## TEXT
The demurrer to the first, fourth
and fifth causes of action is OVERRULED.
2. Second Cause of Action (Nuisance); Third
Cause of Action (Negligence).
The second cause of action for nuisance
(1AC, ¶¶ 40, 44) and the third cause of action for negligence (1AC, ¶¶ 50, 52)
seek to recover damages. These causes of action are time-barred.
Construction of the Encroaching
Structure, the Encroaching Fence and Adjacent Structure occurred in 2004. (1AC,
¶¶ 11, 12.) The Complaint was filed on March 10, 2023—at least 18 years after
it was constructed. There is no 18-year statute of limitation, and no basis to
toll the statute of limitations for an obvious encroaching fence and structure.
When a trespass is of a
permanent nature, the cause of action accrues when the trespass is first
committed. (Citation omitted.) "Where the injury or trespass is of a
permanent nature, all damages, past and prospective, are recoverable in one
action, and the entire cause of action accrues when the injury is suffered or
the trespass committed." (Citation omitted.)
(Field-Escandon v. DeMann (1988) 204 Cal. App. 3d 228, 233 [bold
emphasis added].)

## DATA LISTING
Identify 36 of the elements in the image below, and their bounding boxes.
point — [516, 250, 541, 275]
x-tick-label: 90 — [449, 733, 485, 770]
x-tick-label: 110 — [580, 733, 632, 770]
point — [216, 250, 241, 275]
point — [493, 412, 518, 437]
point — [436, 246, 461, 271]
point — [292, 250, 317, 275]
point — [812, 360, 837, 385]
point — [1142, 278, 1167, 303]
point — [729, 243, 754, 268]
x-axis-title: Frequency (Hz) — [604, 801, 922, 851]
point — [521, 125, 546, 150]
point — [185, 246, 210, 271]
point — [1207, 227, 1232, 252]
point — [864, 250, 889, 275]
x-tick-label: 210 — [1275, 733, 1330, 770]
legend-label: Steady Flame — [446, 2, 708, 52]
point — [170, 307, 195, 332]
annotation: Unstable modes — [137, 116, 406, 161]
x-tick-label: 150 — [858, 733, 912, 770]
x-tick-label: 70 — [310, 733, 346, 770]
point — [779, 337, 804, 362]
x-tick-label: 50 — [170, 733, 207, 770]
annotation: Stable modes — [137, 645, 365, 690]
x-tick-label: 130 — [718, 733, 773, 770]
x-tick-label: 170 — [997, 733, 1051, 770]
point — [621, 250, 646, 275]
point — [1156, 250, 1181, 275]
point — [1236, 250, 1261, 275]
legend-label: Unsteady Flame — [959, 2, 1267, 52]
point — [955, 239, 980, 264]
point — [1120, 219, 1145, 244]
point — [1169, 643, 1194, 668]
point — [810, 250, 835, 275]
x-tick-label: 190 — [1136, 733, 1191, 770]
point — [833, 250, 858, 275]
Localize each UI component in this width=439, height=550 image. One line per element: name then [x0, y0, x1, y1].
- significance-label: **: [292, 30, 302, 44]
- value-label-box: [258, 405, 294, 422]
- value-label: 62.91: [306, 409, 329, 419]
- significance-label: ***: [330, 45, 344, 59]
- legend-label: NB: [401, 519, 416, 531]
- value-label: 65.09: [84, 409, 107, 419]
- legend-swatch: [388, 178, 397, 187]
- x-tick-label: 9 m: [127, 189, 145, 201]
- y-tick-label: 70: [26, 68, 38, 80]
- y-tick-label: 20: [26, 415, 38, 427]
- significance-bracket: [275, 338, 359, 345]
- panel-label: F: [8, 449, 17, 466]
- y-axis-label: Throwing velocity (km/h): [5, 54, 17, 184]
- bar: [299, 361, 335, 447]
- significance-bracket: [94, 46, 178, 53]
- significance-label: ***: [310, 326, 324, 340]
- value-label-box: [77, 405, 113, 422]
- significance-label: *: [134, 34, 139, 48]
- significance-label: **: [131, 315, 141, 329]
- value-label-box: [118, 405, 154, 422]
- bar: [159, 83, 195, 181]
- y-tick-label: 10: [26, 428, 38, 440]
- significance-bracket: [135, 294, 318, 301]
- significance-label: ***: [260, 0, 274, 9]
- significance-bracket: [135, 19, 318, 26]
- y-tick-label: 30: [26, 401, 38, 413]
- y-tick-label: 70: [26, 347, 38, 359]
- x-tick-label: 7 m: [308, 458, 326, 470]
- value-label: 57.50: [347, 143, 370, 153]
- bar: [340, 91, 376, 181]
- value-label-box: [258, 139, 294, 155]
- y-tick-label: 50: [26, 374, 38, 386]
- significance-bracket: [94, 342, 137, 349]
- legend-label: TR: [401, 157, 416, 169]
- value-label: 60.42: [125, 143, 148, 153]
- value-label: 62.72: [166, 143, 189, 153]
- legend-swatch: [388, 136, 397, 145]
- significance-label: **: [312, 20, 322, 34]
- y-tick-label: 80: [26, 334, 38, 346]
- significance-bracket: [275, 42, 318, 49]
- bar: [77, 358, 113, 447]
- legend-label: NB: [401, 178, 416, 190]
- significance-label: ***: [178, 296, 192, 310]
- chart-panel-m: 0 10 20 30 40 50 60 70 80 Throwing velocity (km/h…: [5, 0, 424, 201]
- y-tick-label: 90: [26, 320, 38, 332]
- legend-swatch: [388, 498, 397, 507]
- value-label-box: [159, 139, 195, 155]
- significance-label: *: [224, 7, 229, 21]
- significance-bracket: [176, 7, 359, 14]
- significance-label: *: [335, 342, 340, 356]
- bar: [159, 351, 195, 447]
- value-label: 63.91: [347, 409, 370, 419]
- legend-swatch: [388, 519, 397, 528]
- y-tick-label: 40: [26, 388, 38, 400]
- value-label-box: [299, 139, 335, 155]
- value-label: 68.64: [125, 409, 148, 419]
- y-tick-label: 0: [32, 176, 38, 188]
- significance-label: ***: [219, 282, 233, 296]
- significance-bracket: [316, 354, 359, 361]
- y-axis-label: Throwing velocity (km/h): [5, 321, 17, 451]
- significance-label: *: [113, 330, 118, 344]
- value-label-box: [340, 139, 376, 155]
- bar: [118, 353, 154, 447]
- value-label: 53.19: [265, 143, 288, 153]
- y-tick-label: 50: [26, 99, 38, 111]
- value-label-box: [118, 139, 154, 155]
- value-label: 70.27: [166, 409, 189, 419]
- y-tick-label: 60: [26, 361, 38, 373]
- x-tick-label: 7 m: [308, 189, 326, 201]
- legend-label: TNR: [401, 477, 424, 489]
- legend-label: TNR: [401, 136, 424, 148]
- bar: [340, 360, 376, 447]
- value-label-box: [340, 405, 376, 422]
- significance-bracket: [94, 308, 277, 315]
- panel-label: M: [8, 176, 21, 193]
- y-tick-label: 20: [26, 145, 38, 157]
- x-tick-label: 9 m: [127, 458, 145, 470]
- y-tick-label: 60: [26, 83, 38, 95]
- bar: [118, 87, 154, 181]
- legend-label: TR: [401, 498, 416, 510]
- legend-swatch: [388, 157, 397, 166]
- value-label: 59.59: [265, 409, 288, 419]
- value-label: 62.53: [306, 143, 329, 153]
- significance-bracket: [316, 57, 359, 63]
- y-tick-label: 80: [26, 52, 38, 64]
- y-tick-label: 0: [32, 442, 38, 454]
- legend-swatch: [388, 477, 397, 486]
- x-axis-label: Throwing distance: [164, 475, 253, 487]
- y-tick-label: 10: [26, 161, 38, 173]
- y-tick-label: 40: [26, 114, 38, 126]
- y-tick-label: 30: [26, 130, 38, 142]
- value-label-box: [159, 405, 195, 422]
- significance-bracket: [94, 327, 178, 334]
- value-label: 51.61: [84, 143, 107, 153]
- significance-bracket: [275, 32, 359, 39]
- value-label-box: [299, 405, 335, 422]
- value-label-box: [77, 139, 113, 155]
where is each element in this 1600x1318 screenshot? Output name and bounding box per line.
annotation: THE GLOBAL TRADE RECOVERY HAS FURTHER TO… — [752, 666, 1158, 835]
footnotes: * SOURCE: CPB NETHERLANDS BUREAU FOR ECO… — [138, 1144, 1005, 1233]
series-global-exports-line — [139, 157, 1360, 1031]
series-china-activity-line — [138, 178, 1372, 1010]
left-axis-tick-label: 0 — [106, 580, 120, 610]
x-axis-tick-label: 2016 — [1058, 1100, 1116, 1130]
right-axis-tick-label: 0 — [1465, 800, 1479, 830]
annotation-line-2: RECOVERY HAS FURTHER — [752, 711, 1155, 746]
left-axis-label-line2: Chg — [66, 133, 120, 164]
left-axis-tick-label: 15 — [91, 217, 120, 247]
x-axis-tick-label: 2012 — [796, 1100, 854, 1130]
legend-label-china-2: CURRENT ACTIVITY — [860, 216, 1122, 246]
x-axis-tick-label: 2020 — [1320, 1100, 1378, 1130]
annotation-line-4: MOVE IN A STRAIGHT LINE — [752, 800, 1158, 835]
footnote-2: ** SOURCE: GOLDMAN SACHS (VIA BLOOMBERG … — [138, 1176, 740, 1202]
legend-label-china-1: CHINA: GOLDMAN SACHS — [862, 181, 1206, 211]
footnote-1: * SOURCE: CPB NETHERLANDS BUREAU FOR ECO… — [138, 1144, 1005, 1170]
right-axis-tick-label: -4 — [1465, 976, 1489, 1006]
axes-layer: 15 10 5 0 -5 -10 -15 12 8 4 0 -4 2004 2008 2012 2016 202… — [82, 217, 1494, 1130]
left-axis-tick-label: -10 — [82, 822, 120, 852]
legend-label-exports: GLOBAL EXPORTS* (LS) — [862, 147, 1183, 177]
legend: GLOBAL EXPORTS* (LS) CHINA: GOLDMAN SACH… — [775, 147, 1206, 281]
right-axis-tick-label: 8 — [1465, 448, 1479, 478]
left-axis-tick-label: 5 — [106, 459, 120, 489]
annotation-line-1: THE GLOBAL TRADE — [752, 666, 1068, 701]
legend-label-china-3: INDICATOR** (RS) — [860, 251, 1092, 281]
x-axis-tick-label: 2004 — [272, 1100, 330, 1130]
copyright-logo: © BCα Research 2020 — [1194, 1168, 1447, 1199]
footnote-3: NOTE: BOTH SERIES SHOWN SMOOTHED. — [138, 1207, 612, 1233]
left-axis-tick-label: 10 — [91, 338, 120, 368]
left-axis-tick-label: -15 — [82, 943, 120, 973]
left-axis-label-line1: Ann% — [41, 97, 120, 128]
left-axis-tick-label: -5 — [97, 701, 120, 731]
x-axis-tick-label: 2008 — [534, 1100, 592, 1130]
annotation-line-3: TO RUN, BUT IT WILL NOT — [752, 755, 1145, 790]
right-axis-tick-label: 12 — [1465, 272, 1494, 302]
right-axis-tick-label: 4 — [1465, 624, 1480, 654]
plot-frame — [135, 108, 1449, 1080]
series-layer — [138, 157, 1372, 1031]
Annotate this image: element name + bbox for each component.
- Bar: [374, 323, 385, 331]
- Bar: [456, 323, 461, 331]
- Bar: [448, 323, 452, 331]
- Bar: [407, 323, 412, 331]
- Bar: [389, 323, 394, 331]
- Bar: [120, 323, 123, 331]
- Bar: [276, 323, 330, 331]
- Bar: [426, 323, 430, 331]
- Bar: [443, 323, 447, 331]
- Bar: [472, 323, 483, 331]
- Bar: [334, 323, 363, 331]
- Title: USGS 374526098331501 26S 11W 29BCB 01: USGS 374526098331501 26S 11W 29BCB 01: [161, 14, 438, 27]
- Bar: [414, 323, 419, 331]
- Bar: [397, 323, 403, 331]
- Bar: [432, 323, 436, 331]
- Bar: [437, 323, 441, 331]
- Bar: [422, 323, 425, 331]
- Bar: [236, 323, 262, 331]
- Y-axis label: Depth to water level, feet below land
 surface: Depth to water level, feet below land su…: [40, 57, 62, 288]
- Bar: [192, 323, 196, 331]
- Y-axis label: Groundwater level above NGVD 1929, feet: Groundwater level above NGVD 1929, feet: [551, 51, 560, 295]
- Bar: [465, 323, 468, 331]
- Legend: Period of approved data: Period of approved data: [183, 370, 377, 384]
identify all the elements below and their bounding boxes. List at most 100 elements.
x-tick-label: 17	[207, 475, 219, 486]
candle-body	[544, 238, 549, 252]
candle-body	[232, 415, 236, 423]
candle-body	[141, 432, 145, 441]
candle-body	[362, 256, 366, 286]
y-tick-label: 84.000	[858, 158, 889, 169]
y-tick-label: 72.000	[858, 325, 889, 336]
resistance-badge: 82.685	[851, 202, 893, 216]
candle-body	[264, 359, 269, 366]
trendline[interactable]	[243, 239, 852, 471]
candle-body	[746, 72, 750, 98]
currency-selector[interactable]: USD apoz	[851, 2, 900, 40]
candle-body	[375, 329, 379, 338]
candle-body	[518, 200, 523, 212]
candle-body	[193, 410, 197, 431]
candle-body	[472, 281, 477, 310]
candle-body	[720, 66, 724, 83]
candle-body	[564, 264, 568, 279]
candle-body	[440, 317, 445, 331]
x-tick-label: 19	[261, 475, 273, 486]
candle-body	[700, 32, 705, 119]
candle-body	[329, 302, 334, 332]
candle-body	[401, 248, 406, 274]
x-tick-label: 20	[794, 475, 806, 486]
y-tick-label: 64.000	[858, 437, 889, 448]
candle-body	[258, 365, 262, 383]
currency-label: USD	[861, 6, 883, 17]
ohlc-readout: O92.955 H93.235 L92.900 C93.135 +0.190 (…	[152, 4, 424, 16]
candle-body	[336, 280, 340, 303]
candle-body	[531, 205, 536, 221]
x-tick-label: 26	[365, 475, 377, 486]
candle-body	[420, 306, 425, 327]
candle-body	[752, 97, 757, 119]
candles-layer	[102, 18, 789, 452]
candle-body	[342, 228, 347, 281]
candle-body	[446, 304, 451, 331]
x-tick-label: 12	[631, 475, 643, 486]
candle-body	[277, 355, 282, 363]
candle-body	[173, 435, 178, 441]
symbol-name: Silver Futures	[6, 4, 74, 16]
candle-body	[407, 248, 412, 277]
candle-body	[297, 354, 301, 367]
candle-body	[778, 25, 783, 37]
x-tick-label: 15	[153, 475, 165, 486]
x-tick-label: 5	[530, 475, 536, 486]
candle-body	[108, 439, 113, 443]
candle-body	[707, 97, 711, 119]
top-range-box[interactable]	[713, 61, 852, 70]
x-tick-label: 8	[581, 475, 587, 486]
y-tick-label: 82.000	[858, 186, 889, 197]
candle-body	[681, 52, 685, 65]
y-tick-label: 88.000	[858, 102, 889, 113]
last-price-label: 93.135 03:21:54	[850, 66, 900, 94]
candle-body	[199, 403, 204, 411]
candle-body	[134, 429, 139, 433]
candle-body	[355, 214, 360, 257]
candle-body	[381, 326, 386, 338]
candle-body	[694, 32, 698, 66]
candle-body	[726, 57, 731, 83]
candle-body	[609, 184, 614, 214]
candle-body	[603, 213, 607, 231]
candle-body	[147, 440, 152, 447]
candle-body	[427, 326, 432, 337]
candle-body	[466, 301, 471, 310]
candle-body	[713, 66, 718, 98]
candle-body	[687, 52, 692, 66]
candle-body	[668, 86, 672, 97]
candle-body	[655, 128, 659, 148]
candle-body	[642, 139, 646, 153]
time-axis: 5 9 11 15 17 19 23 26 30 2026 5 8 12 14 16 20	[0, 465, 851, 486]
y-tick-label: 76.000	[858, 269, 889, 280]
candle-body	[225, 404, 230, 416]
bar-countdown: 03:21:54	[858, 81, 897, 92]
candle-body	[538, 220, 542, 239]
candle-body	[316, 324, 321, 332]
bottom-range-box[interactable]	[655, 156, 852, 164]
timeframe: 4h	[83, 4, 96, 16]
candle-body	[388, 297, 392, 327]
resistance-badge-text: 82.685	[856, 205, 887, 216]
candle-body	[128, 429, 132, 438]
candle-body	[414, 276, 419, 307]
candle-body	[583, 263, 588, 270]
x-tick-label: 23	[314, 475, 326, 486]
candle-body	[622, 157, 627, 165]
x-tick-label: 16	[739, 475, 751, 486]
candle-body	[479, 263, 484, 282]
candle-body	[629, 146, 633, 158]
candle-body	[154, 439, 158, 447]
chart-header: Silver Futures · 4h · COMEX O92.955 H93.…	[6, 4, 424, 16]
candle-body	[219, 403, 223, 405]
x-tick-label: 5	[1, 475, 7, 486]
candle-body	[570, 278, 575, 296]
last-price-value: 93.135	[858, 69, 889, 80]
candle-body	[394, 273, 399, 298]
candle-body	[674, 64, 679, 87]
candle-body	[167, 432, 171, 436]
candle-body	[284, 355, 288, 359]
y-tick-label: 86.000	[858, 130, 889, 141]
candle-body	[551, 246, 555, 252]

## PROBLEM
According to the court ruling text, on what date was the Complaint filed?

## FINAL RESULT
March 10, 2023